[[ SELECTED PASSAGE open ]]

Opioids prescribed in the setting of acute pain can lead to chronic opioid use.10,11,12,13 Emergency department and surgical services have been a central focus of efforts to limit opioid prescribing due to their significant roles in acute pain management. Studies characterizing opioid utilization following surgical procedures and emergency department visits have informed institutional prescribing.14,15,16,17,18 There is a gap in studies characterizing opioid utilization from non-surgical medicine services, and guidelines that do exist for this population are based on expert consensus instead of utilization information.19,20,21 A large knowledge gap regarding short-term prescription of opioids at hospital discharge leaves open a need for opioid utilization assessments and optimization of opioid prescribing protocols in the setting of non-surgical patients. Non-surgical patients are defined as patients admitted for medical purposes that did not undergo a surgical procedure during hospitalization. This study aims to characterize the quantity, type, and indication of opioids prescribed for non-surgical patients on hospital discharge and quantify patient experience with opioid utilization post-discharge.

Methods

This retrospective cohort study undertaken for quality improvement purposes includes inpatients from across a multistate health system. Patients were eligible if discharged with a new opioid prescription for hydromorphone, oxycodone, hydrocodone, morphine, or tramadol between December 13, 2019, and April 10, 2020. Patients were identified through use of the electronic health record and were screened for inclusion if they were a non-surgical medicine patient who received an opioid prescription on discharge from one of 17 hospitals across four states (MN, WI, FL, AZ). Patients on inpatient hospital medicine services including internal medicine, family medicine, cardiovascular disease, pulmonary medicine, gastroenterology and hepatology, neurology, and nephrology were eligible for inclusion. Non-surgical trauma patients admitted to internal medicine services were also included. Patients were excluded if they were less than 18 years of age, discharged to hospice, had a diagnosis for cancer with active treatment, had refused Minnesota authorization for research, or had recent opioid use, defined as receiving an opioid prescription within the 90 days prior to their inpatient visit as indicated by admission and discharge medication lists.

[[ SELECTED PASSAGE closed ]]
[[ GIVEN INFORMATION open ]]

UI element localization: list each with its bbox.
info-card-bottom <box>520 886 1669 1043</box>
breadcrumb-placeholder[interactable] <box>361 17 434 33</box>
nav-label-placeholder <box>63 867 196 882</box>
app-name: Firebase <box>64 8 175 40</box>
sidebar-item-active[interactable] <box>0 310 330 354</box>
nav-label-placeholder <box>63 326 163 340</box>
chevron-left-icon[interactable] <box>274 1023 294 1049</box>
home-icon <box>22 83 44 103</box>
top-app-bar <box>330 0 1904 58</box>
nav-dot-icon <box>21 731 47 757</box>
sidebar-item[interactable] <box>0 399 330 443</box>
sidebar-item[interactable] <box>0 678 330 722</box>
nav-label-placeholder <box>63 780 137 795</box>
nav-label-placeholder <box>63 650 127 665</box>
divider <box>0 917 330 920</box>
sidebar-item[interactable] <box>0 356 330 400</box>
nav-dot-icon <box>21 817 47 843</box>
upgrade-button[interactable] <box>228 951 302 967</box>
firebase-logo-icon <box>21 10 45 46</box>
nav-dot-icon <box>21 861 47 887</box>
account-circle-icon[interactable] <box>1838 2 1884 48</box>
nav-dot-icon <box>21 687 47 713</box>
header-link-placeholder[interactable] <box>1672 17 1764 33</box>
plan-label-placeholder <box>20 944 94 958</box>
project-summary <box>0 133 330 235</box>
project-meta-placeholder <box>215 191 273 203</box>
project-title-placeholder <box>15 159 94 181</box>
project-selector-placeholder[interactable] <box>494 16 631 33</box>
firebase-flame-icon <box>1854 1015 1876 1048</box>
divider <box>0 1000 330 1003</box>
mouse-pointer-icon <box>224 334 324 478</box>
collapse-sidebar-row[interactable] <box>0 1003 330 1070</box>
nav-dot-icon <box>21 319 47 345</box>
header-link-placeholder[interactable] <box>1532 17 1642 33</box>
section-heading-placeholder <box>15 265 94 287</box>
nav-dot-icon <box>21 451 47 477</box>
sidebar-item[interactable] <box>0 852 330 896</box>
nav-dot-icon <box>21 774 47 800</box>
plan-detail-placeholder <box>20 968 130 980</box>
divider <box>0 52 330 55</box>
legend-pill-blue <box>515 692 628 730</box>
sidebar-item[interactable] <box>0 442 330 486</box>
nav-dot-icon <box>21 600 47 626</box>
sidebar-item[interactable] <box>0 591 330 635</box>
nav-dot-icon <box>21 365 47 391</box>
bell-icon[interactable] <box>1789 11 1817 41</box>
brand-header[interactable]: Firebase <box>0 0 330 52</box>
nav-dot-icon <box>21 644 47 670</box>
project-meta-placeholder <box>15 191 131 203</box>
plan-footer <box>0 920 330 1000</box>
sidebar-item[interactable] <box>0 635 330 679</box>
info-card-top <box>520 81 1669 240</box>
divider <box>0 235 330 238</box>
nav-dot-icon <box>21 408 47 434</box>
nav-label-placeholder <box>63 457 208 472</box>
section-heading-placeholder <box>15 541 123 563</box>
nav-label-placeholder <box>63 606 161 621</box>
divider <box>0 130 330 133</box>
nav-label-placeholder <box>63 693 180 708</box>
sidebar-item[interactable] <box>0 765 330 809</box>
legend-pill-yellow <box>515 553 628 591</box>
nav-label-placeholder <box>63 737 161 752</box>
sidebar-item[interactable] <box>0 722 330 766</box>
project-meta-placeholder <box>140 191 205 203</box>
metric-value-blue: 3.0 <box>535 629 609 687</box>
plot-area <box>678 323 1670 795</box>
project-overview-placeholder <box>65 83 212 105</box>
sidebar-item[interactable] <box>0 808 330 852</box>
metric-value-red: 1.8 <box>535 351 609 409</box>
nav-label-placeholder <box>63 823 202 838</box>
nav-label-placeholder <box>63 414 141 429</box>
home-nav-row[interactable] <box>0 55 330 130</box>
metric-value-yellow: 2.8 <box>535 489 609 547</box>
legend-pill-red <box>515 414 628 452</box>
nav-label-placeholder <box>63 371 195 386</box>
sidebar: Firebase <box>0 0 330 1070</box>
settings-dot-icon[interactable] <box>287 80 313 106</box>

[[ GIVEN INFORMATION closed ]]

WHAT THIS TASK INVOLVES - List every opioid named in the study passage as making a new discharge prescription eligible for inclusion. The material has nothing to do with the study passage.

WRITTEN REPLY -
- Hydromorphone
- Oxycodone
- Hydrocodone
- Morphine
- Tramadol